**Fragmento de origen:**
----------
La explicación de Meade implica, igualmente, que una amplia franja del electorado podría cambiar sus preferencias en los 20 días que le quedan a la contienda. Algunos creen que los “indecisos informados” —aquellos ciudadanos refractarios a la política, pero que tienen altos niveles de información— serán los que decidan, al final, el resultado. Otros suponen que los jóvenes primovotantes (4 millones de empadronados tienen menos de 21 años) lo harán.

¿Y entonces ya no vale la pena tratar de convencer a los apáticos, poco informados y poco politizados que no muestran intenciones de acudir a las urnas el próximo 1 de julio?

El candidato priista y su war room están convencidos de que los encuestadores que han privilegiado la publicación de las preferencias efectivas sobre el dato bruto al final no podrán sostener sus números. Mientras que los encuestadores ya revisan los históricos de participación en las elecciones previas para ajustar sus modelos de votantes probables.

Más que la intención de voto, ahora su prioridad es la estimación del abstencionismo. ¿Espiral de silencio o juego de esperanza? Los politólogos formados en Los Pinos que ahora capitanean algunas de las casas encuestadoras más recurridas por las empresas mediáticas prefieren hablar del efecto de arrastre (bandwagon effect), que otros simple y llanamente calificarían como oportunismo y que no es otra cosa más que ser políticamente correcto, subirse al carro del ganador.

¿Las encuestas generan ese fenómeno cognitivo? Las mediciones más recientes reflejan que sólo uno de cada cuatro entrevistados cree en los resultados de los reportes sobre las preferencias preelectorales en México. En la elección presidencial en curso, los agregadores de las mediciones publicadas —Oraculus, el más citado; pero también están los ejercicios de CEDE, El País y El Financiero-Bloomberg— pudieron haber ayudado a esclarecer ésta y otras interrogantes, respecto del rumbo de la elección. Los dirigentes políticos, más que la academia, han cuestionado su solidez metodológica y los intereses que estarían detrás de sus promotores, aunque pocos se han fijado sobre el patrocinio ni sus nexos con equipos de campaña.

Paradojas del escepticismo: los encuestadores entendieron que los políticos —muchos de ellos, sus clientes— les demandan hiperprecisión a la hora de publicar sus pronósticos. Y éstos, a su vez, trasladan la responsabilidad de la exactitud a los medios. Y de la verificación, a la autoridad electoral.

A 20 días de las votaciones, el consenso es unánime respecto del puntero de la carrera presidencial, mas no así en la definición del segundo y el tercer lugar. La ventaja de dos dígitos de AMLO sobre sus más cercanos perseguidores es incontrovertible, aceptan en el war room de José Antonio Meade, mientras que entre la cúpula panista e importantes hombres de negocios consideraban que la brecha era menor y por eso pugnaron por la declinación del que suponen iría en tercer lugar. Estas divergencias anularon los llamados al voto útil. Pocos demóscopos han apelado a “la mentalidad de rebaño” o al efecto borrego, como dicen en el INE.
----------
(Datos de análisis de diseño de documentos)
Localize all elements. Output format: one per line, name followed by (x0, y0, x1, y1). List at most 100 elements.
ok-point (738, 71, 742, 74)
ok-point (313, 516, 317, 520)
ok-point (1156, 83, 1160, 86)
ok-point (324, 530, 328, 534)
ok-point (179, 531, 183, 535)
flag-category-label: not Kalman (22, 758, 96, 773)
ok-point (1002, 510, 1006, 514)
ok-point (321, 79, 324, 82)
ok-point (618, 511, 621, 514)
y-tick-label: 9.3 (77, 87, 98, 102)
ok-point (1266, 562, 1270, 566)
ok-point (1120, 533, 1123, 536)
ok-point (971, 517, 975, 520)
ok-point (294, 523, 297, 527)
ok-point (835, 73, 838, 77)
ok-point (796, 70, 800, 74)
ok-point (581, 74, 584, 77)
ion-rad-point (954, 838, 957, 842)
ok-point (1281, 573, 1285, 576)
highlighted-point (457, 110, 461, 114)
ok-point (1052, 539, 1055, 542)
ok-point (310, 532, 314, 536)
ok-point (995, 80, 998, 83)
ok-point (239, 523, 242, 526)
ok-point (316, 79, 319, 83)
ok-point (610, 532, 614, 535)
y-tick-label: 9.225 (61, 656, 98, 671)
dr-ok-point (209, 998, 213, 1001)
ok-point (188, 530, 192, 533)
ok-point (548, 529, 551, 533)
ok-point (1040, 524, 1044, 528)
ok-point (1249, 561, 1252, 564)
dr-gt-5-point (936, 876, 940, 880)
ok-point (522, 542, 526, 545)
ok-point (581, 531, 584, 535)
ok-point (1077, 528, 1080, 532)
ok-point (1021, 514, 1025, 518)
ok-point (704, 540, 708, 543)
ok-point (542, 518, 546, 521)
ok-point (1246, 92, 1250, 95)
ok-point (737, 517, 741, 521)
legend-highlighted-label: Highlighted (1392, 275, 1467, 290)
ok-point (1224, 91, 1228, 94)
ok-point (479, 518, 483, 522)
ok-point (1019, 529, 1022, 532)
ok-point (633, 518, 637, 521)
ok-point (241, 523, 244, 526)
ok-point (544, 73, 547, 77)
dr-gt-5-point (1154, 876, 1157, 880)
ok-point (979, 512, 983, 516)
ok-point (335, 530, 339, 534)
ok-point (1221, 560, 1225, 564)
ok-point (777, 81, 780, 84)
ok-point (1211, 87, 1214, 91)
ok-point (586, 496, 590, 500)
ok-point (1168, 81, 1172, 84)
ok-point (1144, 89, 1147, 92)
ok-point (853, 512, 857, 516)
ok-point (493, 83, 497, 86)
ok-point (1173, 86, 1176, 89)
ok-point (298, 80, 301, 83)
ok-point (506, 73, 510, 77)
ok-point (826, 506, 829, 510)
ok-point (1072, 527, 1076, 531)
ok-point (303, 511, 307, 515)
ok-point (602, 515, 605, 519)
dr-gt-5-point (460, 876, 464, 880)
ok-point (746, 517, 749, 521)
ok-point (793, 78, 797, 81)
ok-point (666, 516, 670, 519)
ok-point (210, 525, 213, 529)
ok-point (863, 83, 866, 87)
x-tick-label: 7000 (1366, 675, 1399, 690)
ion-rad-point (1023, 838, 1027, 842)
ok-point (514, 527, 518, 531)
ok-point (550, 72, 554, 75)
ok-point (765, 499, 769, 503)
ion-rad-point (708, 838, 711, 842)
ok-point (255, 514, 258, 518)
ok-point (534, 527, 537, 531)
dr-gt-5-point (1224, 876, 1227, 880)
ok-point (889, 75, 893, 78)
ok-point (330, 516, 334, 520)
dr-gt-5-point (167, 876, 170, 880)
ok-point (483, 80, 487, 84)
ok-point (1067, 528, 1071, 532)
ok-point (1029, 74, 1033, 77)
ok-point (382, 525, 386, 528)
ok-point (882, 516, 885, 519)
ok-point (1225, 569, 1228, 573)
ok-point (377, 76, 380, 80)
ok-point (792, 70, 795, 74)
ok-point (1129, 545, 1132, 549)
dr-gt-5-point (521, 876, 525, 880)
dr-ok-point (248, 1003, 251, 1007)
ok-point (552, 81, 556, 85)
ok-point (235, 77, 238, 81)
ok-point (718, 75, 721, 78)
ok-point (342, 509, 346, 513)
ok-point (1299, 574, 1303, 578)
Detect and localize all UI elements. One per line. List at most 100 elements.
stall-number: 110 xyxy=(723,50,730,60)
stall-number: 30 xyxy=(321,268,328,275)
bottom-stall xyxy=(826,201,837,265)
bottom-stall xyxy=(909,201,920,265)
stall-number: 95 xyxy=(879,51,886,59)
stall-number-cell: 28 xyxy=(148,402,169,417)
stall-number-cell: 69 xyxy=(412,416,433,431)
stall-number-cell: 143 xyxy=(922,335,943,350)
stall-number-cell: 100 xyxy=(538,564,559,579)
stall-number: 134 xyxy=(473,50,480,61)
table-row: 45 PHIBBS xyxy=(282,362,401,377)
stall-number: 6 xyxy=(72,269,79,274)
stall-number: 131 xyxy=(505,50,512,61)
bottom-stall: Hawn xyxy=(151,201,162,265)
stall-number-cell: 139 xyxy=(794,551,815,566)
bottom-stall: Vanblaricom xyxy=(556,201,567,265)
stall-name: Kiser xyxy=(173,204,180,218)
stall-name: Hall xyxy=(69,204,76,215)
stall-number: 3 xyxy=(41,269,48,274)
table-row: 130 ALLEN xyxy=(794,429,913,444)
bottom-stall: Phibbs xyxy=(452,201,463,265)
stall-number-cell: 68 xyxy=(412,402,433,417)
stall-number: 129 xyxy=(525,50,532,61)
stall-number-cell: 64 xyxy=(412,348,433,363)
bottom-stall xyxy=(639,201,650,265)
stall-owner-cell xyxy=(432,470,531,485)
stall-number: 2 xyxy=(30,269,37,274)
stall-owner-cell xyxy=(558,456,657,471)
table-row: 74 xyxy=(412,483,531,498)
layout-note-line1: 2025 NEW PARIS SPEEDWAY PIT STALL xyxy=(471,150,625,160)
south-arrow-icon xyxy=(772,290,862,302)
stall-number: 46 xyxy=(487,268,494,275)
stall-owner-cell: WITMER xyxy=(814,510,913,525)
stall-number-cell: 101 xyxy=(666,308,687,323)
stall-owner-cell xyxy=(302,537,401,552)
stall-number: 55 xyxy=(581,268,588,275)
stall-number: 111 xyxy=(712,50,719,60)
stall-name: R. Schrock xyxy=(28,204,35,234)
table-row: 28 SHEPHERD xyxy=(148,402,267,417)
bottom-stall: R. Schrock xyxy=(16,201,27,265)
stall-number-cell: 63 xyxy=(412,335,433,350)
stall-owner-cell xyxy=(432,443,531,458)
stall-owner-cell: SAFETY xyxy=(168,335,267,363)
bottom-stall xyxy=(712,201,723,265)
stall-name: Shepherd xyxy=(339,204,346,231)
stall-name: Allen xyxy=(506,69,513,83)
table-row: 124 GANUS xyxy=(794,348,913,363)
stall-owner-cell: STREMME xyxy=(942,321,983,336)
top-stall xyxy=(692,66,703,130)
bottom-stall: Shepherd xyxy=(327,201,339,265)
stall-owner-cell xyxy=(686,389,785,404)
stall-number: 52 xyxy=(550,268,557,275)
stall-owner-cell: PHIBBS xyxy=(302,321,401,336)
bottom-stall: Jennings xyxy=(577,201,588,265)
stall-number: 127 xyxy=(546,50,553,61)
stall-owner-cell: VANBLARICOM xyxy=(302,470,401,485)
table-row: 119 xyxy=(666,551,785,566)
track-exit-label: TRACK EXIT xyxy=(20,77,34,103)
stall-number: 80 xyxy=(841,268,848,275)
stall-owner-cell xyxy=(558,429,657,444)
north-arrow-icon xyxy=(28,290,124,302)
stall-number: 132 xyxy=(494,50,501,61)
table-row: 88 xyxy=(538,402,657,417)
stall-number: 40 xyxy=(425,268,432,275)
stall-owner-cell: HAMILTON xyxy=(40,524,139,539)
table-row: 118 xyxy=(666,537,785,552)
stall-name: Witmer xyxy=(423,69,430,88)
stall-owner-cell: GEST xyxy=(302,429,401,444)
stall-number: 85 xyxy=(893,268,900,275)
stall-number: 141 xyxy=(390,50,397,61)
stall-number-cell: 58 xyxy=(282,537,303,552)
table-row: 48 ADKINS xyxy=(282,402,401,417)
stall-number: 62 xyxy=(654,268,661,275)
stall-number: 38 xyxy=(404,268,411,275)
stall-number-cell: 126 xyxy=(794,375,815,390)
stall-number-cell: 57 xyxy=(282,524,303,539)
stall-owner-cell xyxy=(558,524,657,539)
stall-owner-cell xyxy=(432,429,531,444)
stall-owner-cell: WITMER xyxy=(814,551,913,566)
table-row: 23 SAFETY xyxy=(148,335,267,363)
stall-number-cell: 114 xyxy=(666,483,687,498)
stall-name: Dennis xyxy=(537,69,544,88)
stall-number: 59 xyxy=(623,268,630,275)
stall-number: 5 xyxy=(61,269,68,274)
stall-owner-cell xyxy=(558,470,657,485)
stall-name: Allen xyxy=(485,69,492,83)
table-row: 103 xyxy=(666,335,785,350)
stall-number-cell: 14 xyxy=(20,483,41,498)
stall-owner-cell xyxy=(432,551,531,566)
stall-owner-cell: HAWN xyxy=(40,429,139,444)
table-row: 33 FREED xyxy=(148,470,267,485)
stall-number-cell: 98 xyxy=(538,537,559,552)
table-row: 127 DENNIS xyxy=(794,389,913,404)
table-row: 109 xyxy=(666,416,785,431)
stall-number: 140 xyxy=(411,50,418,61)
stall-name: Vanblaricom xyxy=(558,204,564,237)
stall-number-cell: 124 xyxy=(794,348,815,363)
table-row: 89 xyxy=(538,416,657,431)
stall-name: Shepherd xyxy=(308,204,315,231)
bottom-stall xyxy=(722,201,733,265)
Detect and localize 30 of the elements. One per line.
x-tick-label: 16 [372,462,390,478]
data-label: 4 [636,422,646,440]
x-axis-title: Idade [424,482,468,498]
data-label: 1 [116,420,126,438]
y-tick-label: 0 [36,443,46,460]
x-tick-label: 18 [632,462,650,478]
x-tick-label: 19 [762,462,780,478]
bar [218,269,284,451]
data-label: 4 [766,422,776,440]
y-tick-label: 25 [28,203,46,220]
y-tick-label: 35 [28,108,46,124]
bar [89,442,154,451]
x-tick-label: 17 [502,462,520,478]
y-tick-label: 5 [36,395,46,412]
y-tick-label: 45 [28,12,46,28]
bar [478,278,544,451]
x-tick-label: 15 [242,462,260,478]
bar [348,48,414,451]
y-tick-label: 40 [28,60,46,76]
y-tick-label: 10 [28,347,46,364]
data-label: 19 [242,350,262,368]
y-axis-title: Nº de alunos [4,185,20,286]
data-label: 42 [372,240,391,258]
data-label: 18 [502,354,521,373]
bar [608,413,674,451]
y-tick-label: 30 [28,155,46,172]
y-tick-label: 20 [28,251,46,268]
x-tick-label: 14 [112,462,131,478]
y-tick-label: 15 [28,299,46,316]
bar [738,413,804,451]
----------
**Tareas:**
1. Según el texto sobre las encuestas electorales, ¿cuántos empadronados tienen menos de 21 años?
2. Transcribe del texto sobre las encuestas electorales el pasaje que empieza con "La explicación de" y sigue hasta "años) lo harán.".
3. Enumera todos los agregadores de mediciones publicadas que menciona el texto sobre las encuestas electorales.

**Respuestas en orden:**
1. 4 millones.

2.
La explicación de Meade implica, igualmente, que una amplia franja del electorado podría cambiar sus preferencias en los 20 días que le quedan a la contienda. Algunos creen que los “indecisos informados” —aquellos ciudadanos refractarios a la política, pero que tienen altos niveles de información— serán los que decidan, al final, el resultado. Otros suponen que los jóvenes primovotantes (4 millones de empadronados tienen menos de 21 años) lo harán.

3. Oraculus, CEDE, El País y El Financiero-Bloomberg.